- **Set task**:
Gather, from the listing beneath this task, every line holding the string "було".

**** Material provided ****

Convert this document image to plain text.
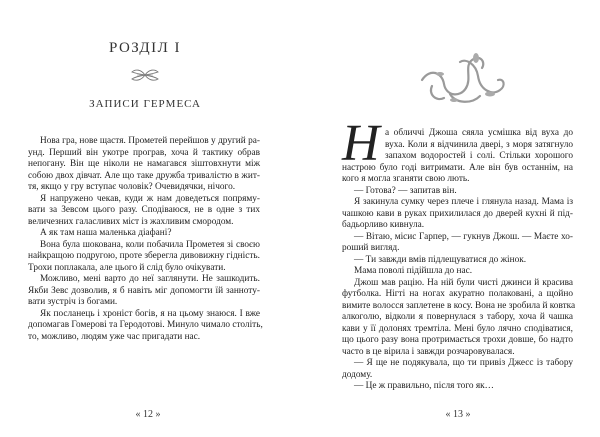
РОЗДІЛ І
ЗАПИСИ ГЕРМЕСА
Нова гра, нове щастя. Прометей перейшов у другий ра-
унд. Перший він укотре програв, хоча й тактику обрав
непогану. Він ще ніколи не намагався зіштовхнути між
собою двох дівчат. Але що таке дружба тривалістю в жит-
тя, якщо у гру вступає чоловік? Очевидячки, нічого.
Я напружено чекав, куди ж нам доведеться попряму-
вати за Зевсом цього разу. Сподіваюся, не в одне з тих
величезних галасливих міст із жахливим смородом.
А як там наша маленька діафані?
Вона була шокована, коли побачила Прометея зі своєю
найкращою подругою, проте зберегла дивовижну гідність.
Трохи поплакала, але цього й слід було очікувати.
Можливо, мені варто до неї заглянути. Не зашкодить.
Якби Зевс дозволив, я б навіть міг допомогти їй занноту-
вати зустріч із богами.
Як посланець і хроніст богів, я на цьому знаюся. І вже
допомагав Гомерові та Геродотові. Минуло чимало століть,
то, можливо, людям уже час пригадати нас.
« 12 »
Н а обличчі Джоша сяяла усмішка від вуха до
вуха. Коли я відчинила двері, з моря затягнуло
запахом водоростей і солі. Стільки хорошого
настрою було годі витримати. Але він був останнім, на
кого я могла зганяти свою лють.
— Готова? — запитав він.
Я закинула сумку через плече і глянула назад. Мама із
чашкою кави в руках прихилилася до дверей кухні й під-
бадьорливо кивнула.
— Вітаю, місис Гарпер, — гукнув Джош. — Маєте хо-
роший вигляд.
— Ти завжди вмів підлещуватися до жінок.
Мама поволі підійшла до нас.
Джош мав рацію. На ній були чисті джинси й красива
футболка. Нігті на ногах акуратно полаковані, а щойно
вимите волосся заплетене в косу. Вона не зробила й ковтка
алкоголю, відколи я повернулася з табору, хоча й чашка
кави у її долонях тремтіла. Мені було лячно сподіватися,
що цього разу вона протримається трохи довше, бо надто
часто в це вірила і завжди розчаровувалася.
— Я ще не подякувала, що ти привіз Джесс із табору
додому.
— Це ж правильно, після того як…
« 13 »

****
**** Material provided ****

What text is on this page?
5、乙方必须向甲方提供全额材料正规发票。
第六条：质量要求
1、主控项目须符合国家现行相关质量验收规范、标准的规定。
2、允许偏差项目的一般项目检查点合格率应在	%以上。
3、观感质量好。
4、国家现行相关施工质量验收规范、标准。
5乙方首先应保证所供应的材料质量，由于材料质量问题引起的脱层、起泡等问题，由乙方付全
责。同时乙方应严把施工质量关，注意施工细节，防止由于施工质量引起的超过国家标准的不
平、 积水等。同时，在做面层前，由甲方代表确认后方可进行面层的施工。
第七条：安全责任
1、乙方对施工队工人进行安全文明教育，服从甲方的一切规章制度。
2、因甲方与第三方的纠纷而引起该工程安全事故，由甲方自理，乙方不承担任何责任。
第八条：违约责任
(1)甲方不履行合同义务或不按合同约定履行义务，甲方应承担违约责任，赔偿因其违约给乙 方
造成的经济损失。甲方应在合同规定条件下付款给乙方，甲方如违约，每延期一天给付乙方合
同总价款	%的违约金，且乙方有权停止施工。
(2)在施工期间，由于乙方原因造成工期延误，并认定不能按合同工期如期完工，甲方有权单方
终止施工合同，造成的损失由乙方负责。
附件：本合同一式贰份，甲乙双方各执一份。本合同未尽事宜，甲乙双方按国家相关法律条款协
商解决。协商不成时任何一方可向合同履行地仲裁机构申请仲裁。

****

- **Reply to the task**:
Трохи поплакала, але цього й слід було очікувати.
настрою було годі витримати. Але він був останнім, на
кави у її долонях тремтіла. Мені було лячно сподіватися,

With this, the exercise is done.